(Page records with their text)
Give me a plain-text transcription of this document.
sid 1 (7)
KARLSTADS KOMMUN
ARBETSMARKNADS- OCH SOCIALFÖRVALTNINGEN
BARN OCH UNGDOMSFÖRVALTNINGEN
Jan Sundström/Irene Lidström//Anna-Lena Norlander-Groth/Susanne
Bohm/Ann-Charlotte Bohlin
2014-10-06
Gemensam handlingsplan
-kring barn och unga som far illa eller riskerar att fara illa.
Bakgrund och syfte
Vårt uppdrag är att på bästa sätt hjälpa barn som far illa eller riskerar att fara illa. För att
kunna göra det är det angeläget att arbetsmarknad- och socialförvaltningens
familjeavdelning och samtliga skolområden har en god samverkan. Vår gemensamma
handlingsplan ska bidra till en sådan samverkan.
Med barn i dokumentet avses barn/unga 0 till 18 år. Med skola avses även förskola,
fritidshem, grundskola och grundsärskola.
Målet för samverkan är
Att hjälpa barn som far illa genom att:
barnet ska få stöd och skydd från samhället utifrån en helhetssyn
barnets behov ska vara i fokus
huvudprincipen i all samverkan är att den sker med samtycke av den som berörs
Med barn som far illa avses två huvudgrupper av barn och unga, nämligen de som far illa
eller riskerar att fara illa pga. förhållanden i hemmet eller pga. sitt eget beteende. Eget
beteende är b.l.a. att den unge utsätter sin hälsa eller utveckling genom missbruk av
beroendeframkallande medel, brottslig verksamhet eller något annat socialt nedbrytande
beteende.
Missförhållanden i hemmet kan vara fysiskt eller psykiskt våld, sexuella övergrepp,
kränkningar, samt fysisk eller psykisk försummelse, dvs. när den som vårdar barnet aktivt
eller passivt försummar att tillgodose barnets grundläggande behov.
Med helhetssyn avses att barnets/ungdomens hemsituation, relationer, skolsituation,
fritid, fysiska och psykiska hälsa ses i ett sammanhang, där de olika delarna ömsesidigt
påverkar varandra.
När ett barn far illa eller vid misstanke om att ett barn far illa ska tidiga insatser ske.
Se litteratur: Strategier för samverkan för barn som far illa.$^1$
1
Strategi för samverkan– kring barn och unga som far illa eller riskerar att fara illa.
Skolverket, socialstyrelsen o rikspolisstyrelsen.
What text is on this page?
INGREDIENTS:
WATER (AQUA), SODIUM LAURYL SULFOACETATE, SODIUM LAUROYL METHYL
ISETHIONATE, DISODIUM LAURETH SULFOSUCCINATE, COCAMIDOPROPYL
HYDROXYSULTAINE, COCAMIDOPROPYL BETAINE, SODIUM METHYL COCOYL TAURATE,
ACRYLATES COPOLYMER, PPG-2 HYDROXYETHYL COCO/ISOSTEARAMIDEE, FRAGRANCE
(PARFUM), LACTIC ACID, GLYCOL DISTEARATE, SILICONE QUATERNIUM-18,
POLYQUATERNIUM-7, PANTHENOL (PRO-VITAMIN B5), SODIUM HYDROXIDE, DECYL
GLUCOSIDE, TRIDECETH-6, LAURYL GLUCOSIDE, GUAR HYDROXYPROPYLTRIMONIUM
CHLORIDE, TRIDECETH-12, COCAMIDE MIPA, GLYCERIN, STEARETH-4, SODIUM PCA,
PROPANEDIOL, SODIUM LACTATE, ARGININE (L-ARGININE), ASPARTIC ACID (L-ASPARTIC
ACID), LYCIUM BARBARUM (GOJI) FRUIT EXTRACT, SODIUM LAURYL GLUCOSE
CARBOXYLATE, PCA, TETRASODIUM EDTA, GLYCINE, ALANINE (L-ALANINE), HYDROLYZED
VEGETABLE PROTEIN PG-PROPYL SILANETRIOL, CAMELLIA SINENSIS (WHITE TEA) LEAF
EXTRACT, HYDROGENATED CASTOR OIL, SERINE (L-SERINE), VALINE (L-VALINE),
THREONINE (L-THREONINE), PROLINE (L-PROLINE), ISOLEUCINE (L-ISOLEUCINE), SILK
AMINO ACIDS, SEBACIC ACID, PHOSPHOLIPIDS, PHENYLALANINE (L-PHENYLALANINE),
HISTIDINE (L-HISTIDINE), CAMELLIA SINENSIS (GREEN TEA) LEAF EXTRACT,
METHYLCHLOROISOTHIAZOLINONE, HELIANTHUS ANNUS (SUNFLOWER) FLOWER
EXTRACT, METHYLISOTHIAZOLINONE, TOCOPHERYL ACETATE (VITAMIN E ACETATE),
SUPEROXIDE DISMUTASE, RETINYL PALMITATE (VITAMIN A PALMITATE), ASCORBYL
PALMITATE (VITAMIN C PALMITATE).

HOW TO COMPLETE THIS TASK:
None of the records may be left out; each is to be restated exactly.

YOUR SOLUTION:
Give me a plain-text transcription of this document.
sid 1 (7)
KARLSTADS KOMMUN
ARBETSMARKNADS- OCH SOCIALFÖRVALTNINGEN
BARN OCH UNGDOMSFÖRVALTNINGEN
Jan Sundström/Irene Lidström//Anna-Lena Norlander-Groth/Susanne
Bohm/Ann-Charlotte Bohlin
2014-10-06
Gemensam handlingsplan
-kring barn och unga som far illa eller riskerar att fara illa.
Bakgrund och syfte
Vårt uppdrag är att på bästa sätt hjälpa barn som far illa eller riskerar att fara illa. För att
kunna göra det är det angeläget att arbetsmarknad- och socialförvaltningens
familjeavdelning och samtliga skolområden har en god samverkan. Vår gemensamma
handlingsplan ska bidra till en sådan samverkan.
Med barn i dokumentet avses barn/unga 0 till 18 år. Med skola avses även förskola,
fritidshem, grundskola och grundsärskola.
Målet för samverkan är
Att hjälpa barn som far illa genom att:
barnet ska få stöd och skydd från samhället utifrån en helhetssyn
barnets behov ska vara i fokus
huvudprincipen i all samverkan är att den sker med samtycke av den som berörs
Med barn som far illa avses två huvudgrupper av barn och unga, nämligen de som far illa
eller riskerar att fara illa pga. förhållanden i hemmet eller pga. sitt eget beteende. Eget
beteende är b.l.a. att den unge utsätter sin hälsa eller utveckling genom missbruk av
beroendeframkallande medel, brottslig verksamhet eller något annat socialt nedbrytande
beteende.
Missförhållanden i hemmet kan vara fysiskt eller psykiskt våld, sexuella övergrepp,
kränkningar, samt fysisk eller psykisk försummelse, dvs. när den som vårdar barnet aktivt
eller passivt försummar att tillgodose barnets grundläggande behov.
Med helhetssyn avses att barnets/ungdomens hemsituation, relationer, skolsituation,
fritid, fysiska och psykiska hälsa ses i ett sammanhang, där de olika delarna ömsesidigt
påverkar varandra.
När ett barn far illa eller vid misstanke om att ett barn far illa ska tidiga insatser ske.
Se litteratur: Strategier för samverkan för barn som far illa.$^1$
1
Strategi för samverkan– kring barn och unga som far illa eller riskerar att fara illa.
Skolverket, socialstyrelsen o rikspolisstyrelsen.
What text is on this page?
INGREDIENTS:
WATER (AQUA), SODIUM LAURYL SULFOACETATE, SODIUM LAUROYL METHYL
ISETHIONATE, DISODIUM LAURETH SULFOSUCCINATE, COCAMIDOPROPYL
HYDROXYSULTAINE, COCAMIDOPROPYL BETAINE, SODIUM METHYL COCOYL TAURATE,
ACRYLATES COPOLYMER, PPG-2 HYDROXYETHYL COCO/ISOSTEARAMIDEE, FRAGRANCE
(PARFUM), LACTIC ACID, GLYCOL DISTEARATE, SILICONE QUATERNIUM-18,
POLYQUATERNIUM-7, PANTHENOL (PRO-VITAMIN B5), SODIUM HYDROXIDE, DECYL
GLUCOSIDE, TRIDECETH-6, LAURYL GLUCOSIDE, GUAR HYDROXYPROPYLTRIMONIUM
CHLORIDE, TRIDECETH-12, COCAMIDE MIPA, GLYCERIN, STEARETH-4, SODIUM PCA,
PROPANEDIOL, SODIUM LACTATE, ARGININE (L-ARGININE), ASPARTIC ACID (L-ASPARTIC
ACID), LYCIUM BARBARUM (GOJI) FRUIT EXTRACT, SODIUM LAURYL GLUCOSE
CARBOXYLATE, PCA, TETRASODIUM EDTA, GLYCINE, ALANINE (L-ALANINE), HYDROLYZED
VEGETABLE PROTEIN PG-PROPYL SILANETRIOL, CAMELLIA SINENSIS (WHITE TEA) LEAF
EXTRACT, HYDROGENATED CASTOR OIL, SERINE (L-SERINE), VALINE (L-VALINE),
THREONINE (L-THREONINE), PROLINE (L-PROLINE), ISOLEUCINE (L-ISOLEUCINE), SILK
AMINO ACIDS, SEBACIC ACID, PHOSPHOLIPIDS, PHENYLALANINE (L-PHENYLALANINE),
HISTIDINE (L-HISTIDINE), CAMELLIA SINENSIS (GREEN TEA) LEAF EXTRACT,
METHYLCHLOROISOTHIAZOLINONE, HELIANTHUS ANNUS (SUNFLOWER) FLOWER
EXTRACT, METHYLISOTHIAZOLINONE, TOCOPHERYL ACETATE (VITAMIN E ACETATE),
SUPEROXIDE DISMUTASE, RETINYL PALMITATE (VITAMIN A PALMITATE), ASCORBYL
PALMITATE (VITAMIN C PALMITATE).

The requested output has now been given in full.